SHORT TASK:
Using the material below, copy every line where "legend" appears.

** Start of DATA SUPPLIED **

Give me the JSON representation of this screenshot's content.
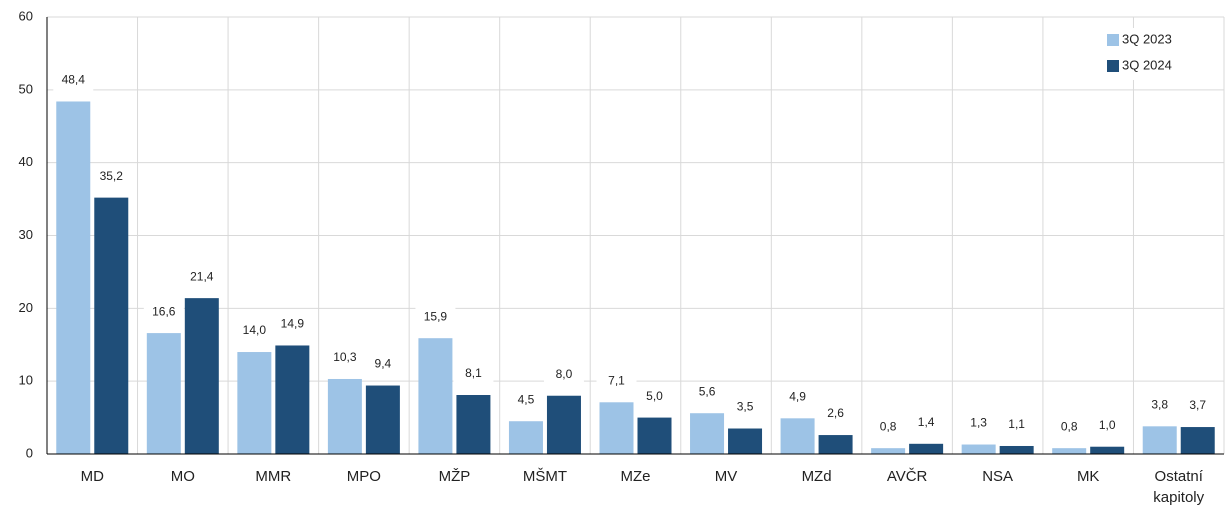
{
  "chart_data": {
    "type": "bar",
    "categories": [
      "MD",
      "MO",
      "MMR",
      "MPO",
      "MŽP",
      "MŠMT",
      "MZe",
      "MV",
      "MZd",
      "AVČR",
      "NSA",
      "MK",
      "Ostatní kapitoly"
    ],
    "series": [
      {
        "name": "3Q 2023",
        "color": "#9dc3e6",
        "values": [
          48.4,
          16.6,
          14.0,
          10.3,
          15.9,
          4.5,
          7.1,
          5.6,
          4.9,
          0.8,
          1.3,
          0.8,
          3.8
        ],
        "value_labels": [
          "48,4",
          "16,6",
          "14,0",
          "10,3",
          "15,9",
          "4,5",
          "7,1",
          "5,6",
          "4,9",
          "0,8",
          "1,3",
          "0,8",
          "3,8"
        ]
      },
      {
        "name": "3Q 2024",
        "color": "#1f4e79",
        "values": [
          35.2,
          21.4,
          14.9,
          9.4,
          8.1,
          8.0,
          5.0,
          3.5,
          2.6,
          1.4,
          1.1,
          1.0,
          3.7
        ],
        "value_labels": [
          "35,2",
          "21,4",
          "14,9",
          "9,4",
          "8,1",
          "8,0",
          "5,0",
          "3,5",
          "2,6",
          "1,4",
          "1,1",
          "1,0",
          "3,7"
        ]
      }
    ],
    "ylim": [
      0,
      60
    ],
    "yticks": [
      0,
      10,
      20,
      30,
      40,
      50,
      60
    ],
    "grid": true,
    "legend": "top-right"
  }
}
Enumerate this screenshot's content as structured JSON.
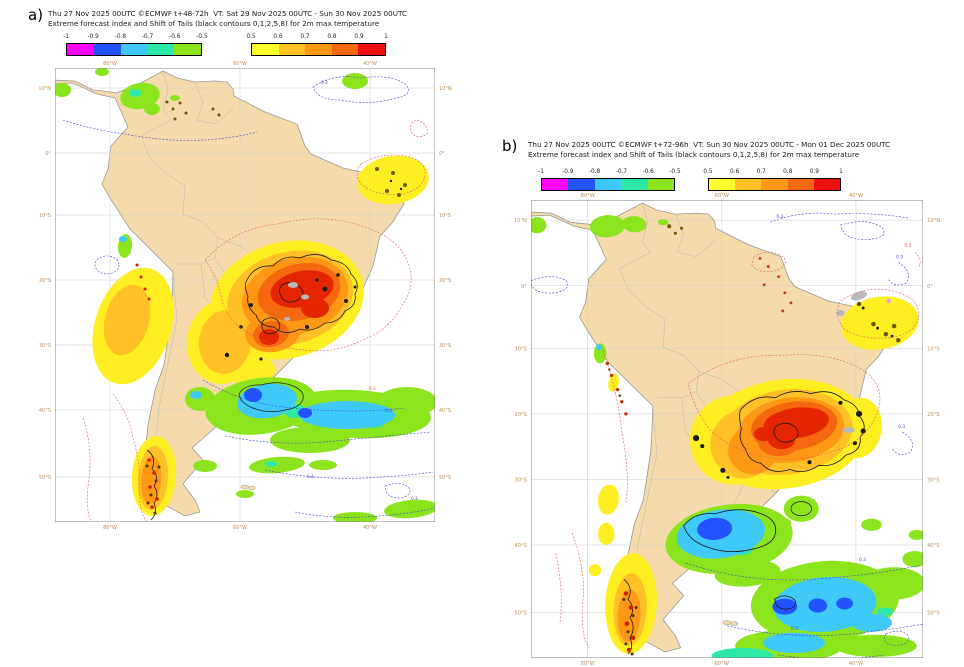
{
  "figure": {
    "description": "Extreme forecast index maps for 2m max temperature over South America",
    "panels_count": "2"
  },
  "panels": [
    {
      "label": "a)",
      "title_line1": "Thu 27 Nov 2025 00UTC ©ECMWF t+48-72h  VT: Sat 29 Nov 2025 00UTC - Sun 30 Nov 2025 00UTC",
      "title_line2": "Extreme forecast index and Shift of Tails (black contours 0,1,2,5,8) for 2m max temperature"
    },
    {
      "label": "b)",
      "title_line1": "Thu 27 Nov 2025 00UTC ©ECMWF t+72-96h  VT: Sun 30 Nov 2025 00UTC - Mon 01 Dec 2025 00UTC",
      "title_line2": "Extreme forecast index and Shift of Tails (black contours 0,1,2,5,8) for 2m max temperature"
    }
  ],
  "legend": {
    "negative": {
      "labels": [
        "-1",
        "-0.9",
        "-0.8",
        "-0.7",
        "-0.6",
        "-0.5"
      ],
      "colors": [
        "#ff00ff",
        "#2253ff",
        "#3ec9f8",
        "#2ee8a8",
        "#8ce51c"
      ]
    },
    "positive": {
      "labels": [
        "0.5",
        "0.6",
        "0.7",
        "0.8",
        "0.9",
        "1"
      ],
      "colors": [
        "#ffff2e",
        "#ffc125",
        "#ff9915",
        "#f4690f",
        "#ee1111"
      ]
    }
  },
  "axes": {
    "lon": [
      "80°W",
      "60°W",
      "40°W"
    ],
    "lat": [
      "10°N",
      "0°",
      "10°S",
      "20°S",
      "30°S",
      "40°S",
      "50°S"
    ]
  },
  "annotations": {
    "efi_contour_label": "0.3"
  },
  "colors": {
    "land": "#f5dbab",
    "ocean": "#ffffff",
    "warm_core": "#e52500",
    "cool_core": "#2253ff",
    "grid": "#cccccc"
  }
}
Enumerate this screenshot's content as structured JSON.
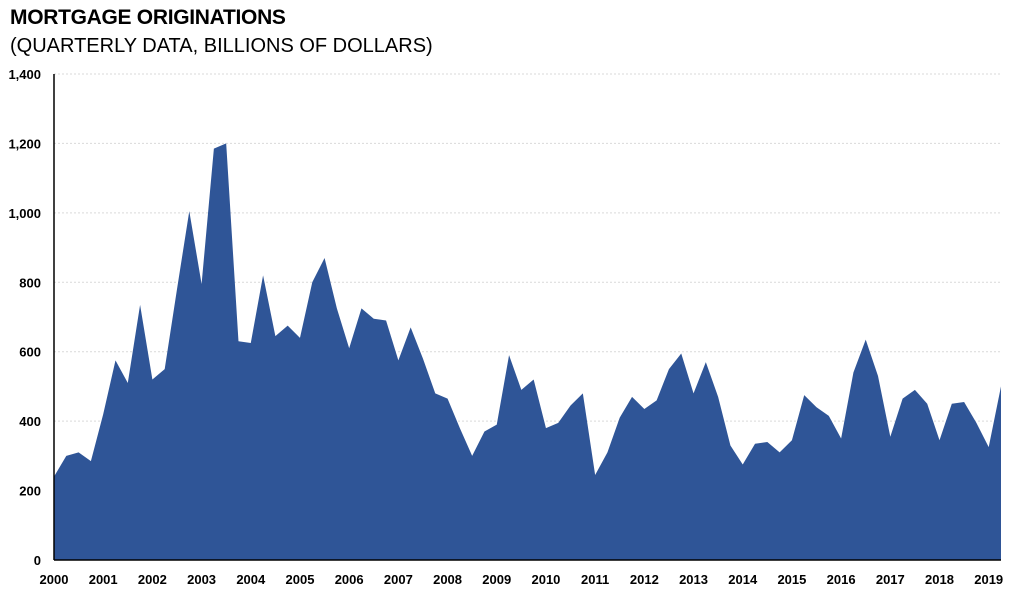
{
  "chart_data": {
    "type": "area",
    "title": "MORTGAGE ORIGINATIONS",
    "subtitle": "(QUARTERLY DATA, BILLIONS OF DOLLARS)",
    "xlabel": "",
    "ylabel": "",
    "ylim": [
      0,
      1400
    ],
    "yticks": [
      0,
      200,
      400,
      600,
      800,
      1000,
      1200,
      1400
    ],
    "ytick_labels": [
      "0",
      "200",
      "400",
      "600",
      "800",
      "1,000",
      "1,200",
      "1,400"
    ],
    "xlim": [
      2000.0,
      2019.25
    ],
    "xtick_labels": [
      "2000",
      "2001",
      "2002",
      "2003",
      "2004",
      "2005",
      "2006",
      "2007",
      "2008",
      "2009",
      "2010",
      "2011",
      "2012",
      "2013",
      "2014",
      "2015",
      "2016",
      "2017",
      "2018",
      "2019"
    ],
    "grid": true,
    "legend": "none",
    "colors": {
      "fill": "#2F5597",
      "grid": "#D9D9D9",
      "axis": "#000000"
    },
    "series": [
      {
        "x": [
          2000.0,
          2000.25,
          2000.5,
          2000.75,
          2001.0,
          2001.25,
          2001.5,
          2001.75,
          2002.0,
          2002.25,
          2002.5,
          2002.75,
          2003.0,
          2003.25,
          2003.5,
          2003.75,
          2004.0,
          2004.25,
          2004.5,
          2004.75,
          2005.0,
          2005.25,
          2005.5,
          2005.75,
          2006.0,
          2006.25,
          2006.5,
          2006.75,
          2007.0,
          2007.25,
          2007.5,
          2007.75,
          2008.0,
          2008.25,
          2008.5,
          2008.75,
          2009.0,
          2009.25,
          2009.5,
          2009.75,
          2010.0,
          2010.25,
          2010.5,
          2010.75,
          2011.0,
          2011.25,
          2011.5,
          2011.75,
          2012.0,
          2012.25,
          2012.5,
          2012.75,
          2013.0,
          2013.25,
          2013.5,
          2013.75,
          2014.0,
          2014.25,
          2014.5,
          2014.75,
          2015.0,
          2015.25,
          2015.5,
          2015.75,
          2016.0,
          2016.25,
          2016.5,
          2016.75,
          2017.0,
          2017.25,
          2017.5,
          2017.75,
          2018.0,
          2018.25,
          2018.5,
          2018.75,
          2019.0,
          2019.25
        ],
        "values": [
          240,
          300,
          310,
          285,
          420,
          575,
          510,
          735,
          520,
          550,
          780,
          1005,
          795,
          1185,
          1200,
          630,
          625,
          820,
          645,
          675,
          640,
          800,
          870,
          725,
          610,
          725,
          695,
          690,
          575,
          670,
          580,
          480,
          465,
          380,
          300,
          370,
          390,
          590,
          490,
          520,
          380,
          395,
          445,
          480,
          245,
          310,
          410,
          470,
          435,
          460,
          550,
          595,
          480,
          570,
          470,
          330,
          275,
          335,
          340,
          310,
          345,
          475,
          440,
          415,
          350,
          540,
          635,
          530,
          355,
          465,
          490,
          450,
          345,
          450,
          455,
          395,
          325,
          500
        ]
      }
    ]
  }
}
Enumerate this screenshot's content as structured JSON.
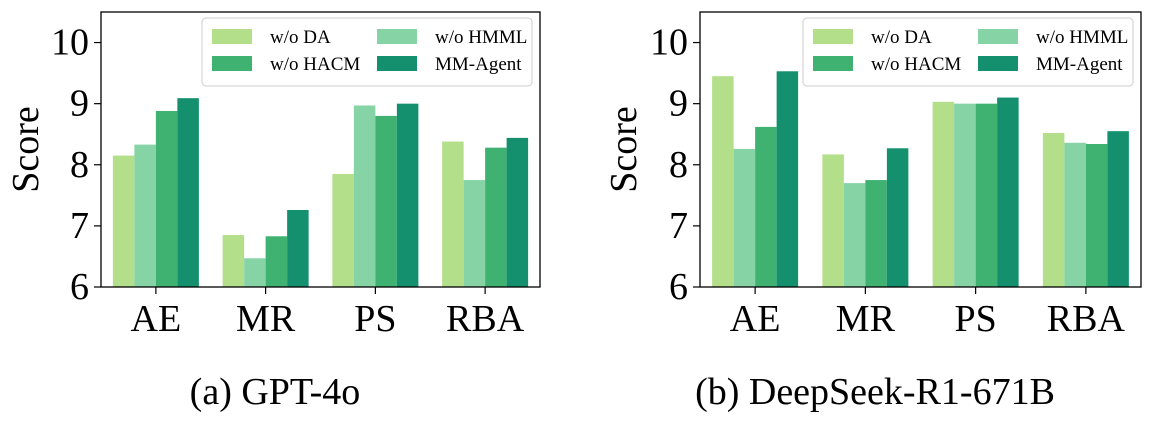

** End of DATA SUPPLIED **

EXPECTED OUTPUT:
    "legend": "top-right"
  "legend": {
    "legend": "none",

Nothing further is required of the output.